▶ REQUIRED WORK:
1 > According to the commit message, what problem does this revision fix?
2 > List every header file named in an #include line in the diff excerpt of the commit message.

▶ PROVIDED TEXT:
— Start —
[llvm-commits] [llvm] r61123 - in /llvm/trunk: lib/Transforms/IPO/GlobalOpt.cpp test/Transforms/GlobalOpt/heap-sra-phi.ll

Chris Lattner sabre at nondot.org
Tue Dec 16 21:28:55 PST 2008


Author: lattner
Date: Tue Dec 16 23:28:49 2008
New Revision: 61123

URL: http://llvm.org/viewvc/llvm-project?rev=61123&view=rev
Log:
Enhance heap sra to be substantially more aggressive w.r.t PHI
nodes.  This allows it to do fairly general phi insertion if a 
load from a pointer global wants to be SRAd but the load is used
by (recursive) phi nodes.  This fixes a pessimization on ppc
introduced by Load PRE.

Added:
    llvm/trunk/test/Transforms/GlobalOpt/heap-sra-phi.ll
Modified:
    llvm/trunk/lib/Transforms/IPO/GlobalOpt.cpp

Modified: llvm/trunk/lib/Transforms/IPO/GlobalOpt.cpp
URL: http://llvm.org/viewvc/llvm-project/llvm/trunk/lib/Transforms/IPO/GlobalOpt.cpp?rev=61123&r1=61122&r2=61123&view=diff

==============================================================================
--- llvm/trunk/lib/Transforms/IPO/GlobalOpt.cpp (original)
+++ llvm/trunk/lib/Transforms/IPO/GlobalOpt.cpp Tue Dec 16 23:28:49 2008
@@ -34,6 +34,7 @@
 #include "llvm/ADT/SmallVector.h"
 #include "llvm/ADT/Statistic.h"
 #include "llvm/ADT/StringExtras.h"
+#include "llvm/ADT/STLExtras.h"
— End —
[Dataset entries]
— Start —
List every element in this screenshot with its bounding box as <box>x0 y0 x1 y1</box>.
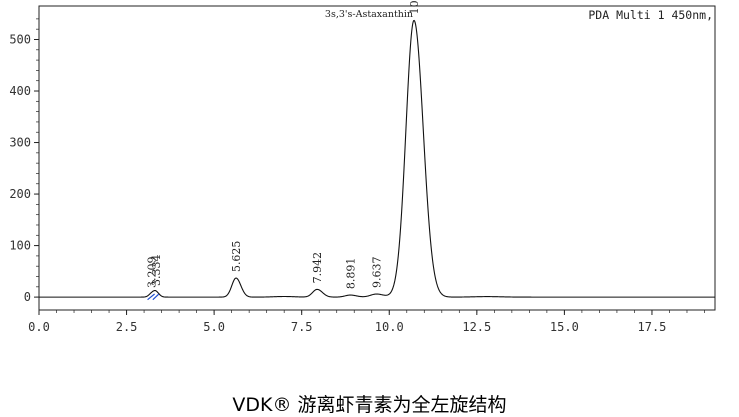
plot-frame <box>38 5 716 311</box>
x-tick-label: 10.0 <box>375 320 404 334</box>
x-tick-label: 12.5 <box>462 320 491 334</box>
detector-label: PDA Multi 1 450nm, <box>588 8 713 22</box>
peak-label: 3.334 <box>150 254 163 286</box>
y-tick-label: 100 <box>9 239 31 253</box>
integration-marker <box>152 293 160 301</box>
y-tick-label: 400 <box>9 84 31 98</box>
x-tick-label: 15.0 <box>550 320 579 334</box>
y-tick-label: 300 <box>9 136 31 150</box>
chromatogram-trace <box>39 19 715 298</box>
main-peak-title: 3s,3's-Astaxanthin <box>325 9 413 20</box>
integration-marker <box>147 293 155 301</box>
y-tick-label: 200 <box>9 187 31 201</box>
x-tick-label: 0.0 <box>28 320 50 334</box>
peak-label: 8.891 <box>344 258 357 290</box>
x-tick-label: 2.5 <box>116 320 138 334</box>
peak-label: 3.209 <box>145 257 158 289</box>
peak-label: 10.706 <box>408 0 421 14</box>
peak-label: 9.637 <box>371 257 384 289</box>
x-tick-label: 7.5 <box>291 320 313 334</box>
x-tick-label: 5.0 <box>203 320 225 334</box>
y-tick-label: 0 <box>24 290 31 304</box>
peak-label: 7.942 <box>311 252 324 284</box>
peak-label: 5.625 <box>230 241 243 273</box>
x-tick-label: 17.5 <box>638 320 667 334</box>
figure-caption: VDK® 游离虾青素为全左旋结构 <box>232 394 507 416</box>
chromatogram-chart: 0 100 200 300 400 500 0.0 2.5 5.0 7.5 10.0 12.5 15.0… <box>9 0 716 334</box>
y-tick-label: 500 <box>9 32 31 46</box>
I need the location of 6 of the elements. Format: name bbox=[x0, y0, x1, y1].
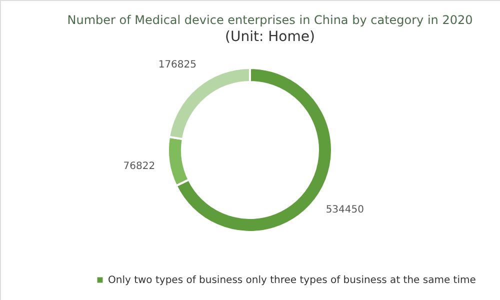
chart-title: Number of Medical device enterprises in China by category in 2020 bbox=[67, 13, 473, 27]
data-label: 176825 bbox=[158, 60, 197, 71]
chart-subtitle: (Unit: Home) bbox=[225, 29, 315, 45]
data-label: 534450 bbox=[326, 204, 364, 216]
data-label: 76822 bbox=[123, 161, 156, 172]
legend-label: Only two types of business only three types of business at the same time bbox=[108, 275, 476, 286]
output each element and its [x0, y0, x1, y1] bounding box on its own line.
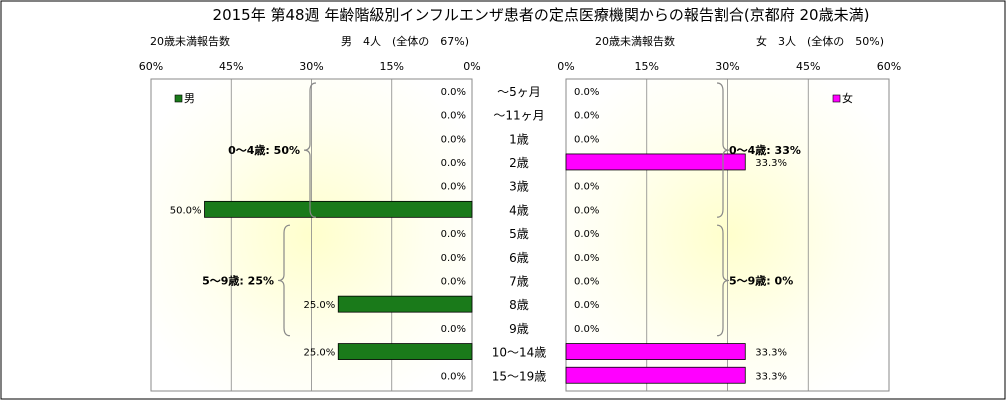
— End —
▶ COMPLETED EXERCISE:
1 > It fixes a pessimization on ppc introduced by Load PRE.

2 >
llvm/ADT/SmallVector.h
llvm/ADT/Statistic.h
llvm/ADT/StringExtras.h
llvm/ADT/STLExtras.h